[start of Given data]

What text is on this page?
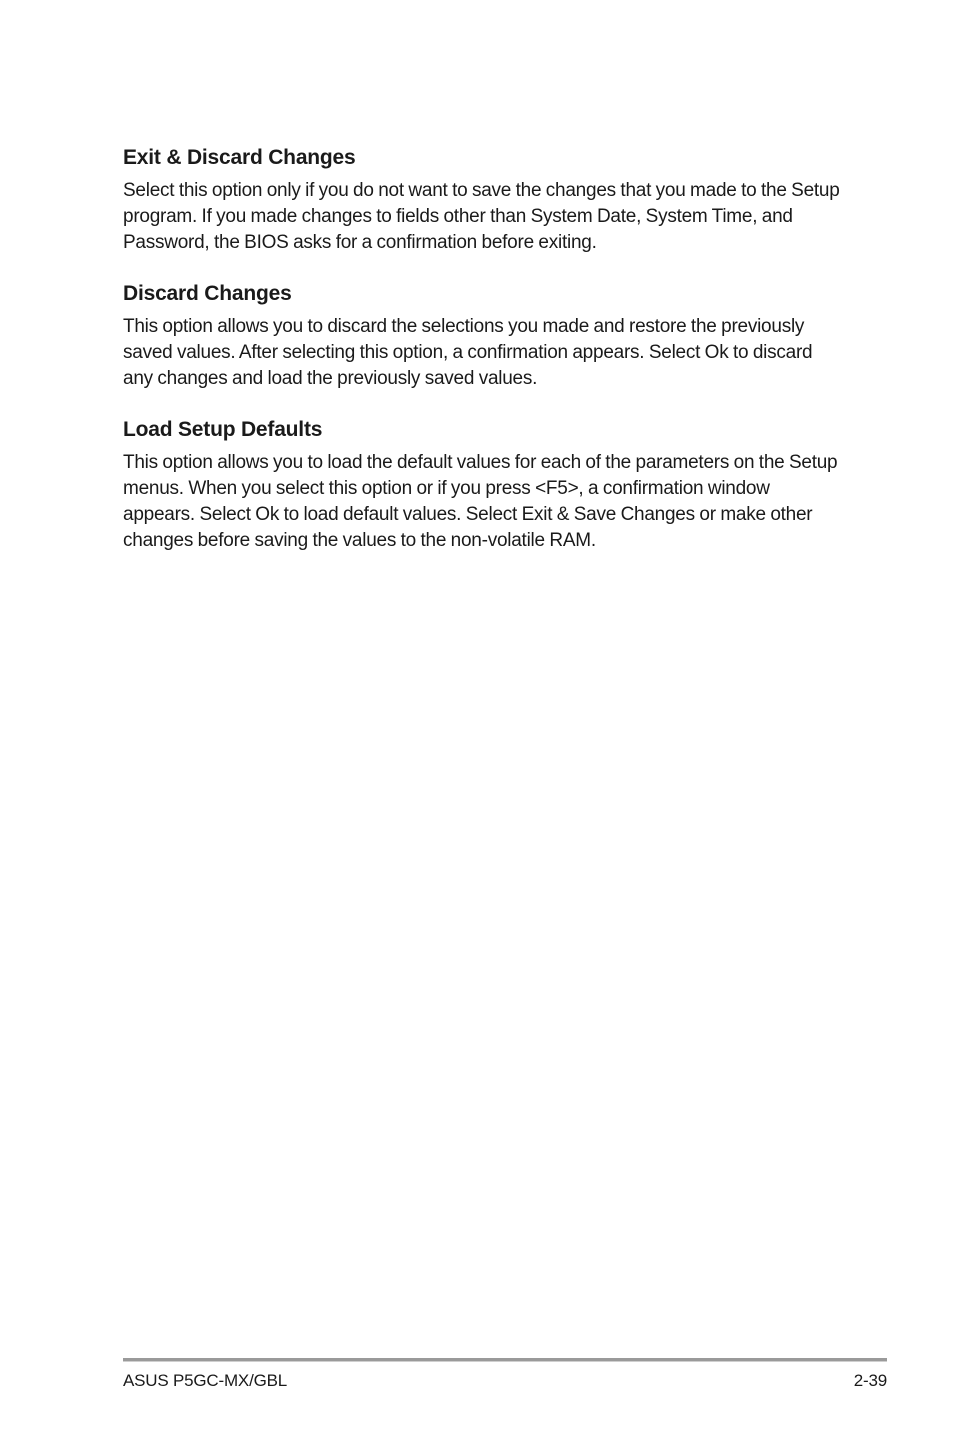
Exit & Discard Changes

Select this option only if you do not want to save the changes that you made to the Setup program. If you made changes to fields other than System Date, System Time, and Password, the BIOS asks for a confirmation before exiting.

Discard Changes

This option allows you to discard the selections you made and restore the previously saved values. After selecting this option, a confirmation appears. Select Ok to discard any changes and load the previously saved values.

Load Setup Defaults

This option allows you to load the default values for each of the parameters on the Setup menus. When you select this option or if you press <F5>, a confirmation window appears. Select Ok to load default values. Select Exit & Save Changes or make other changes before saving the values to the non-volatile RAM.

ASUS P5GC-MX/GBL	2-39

[end of Given data]

> _Required task_
Leave images out of the retyped records; keep all else exact.

> _Final answer_
What text is on this page?
Exit & Discard Changes

Select this option only if you do not want to save the changes that you made to the Setup program. If you made changes to fields other than System Date, System Time, and Password, the BIOS asks for a confirmation before exiting.

Discard Changes

This option allows you to discard the selections you made and restore the previously saved values. After selecting this option, a confirmation appears. Select Ok to discard any changes and load the previously saved values.

Load Setup Defaults

This option allows you to load the default values for each of the parameters on the Setup menus. When you select this option or if you press <F5>, a confirmation window appears. Select Ok to load default values. Select Exit & Save Changes or make other changes before saving the values to the non-volatile RAM.

ASUS P5GC-MX/GBL	2-39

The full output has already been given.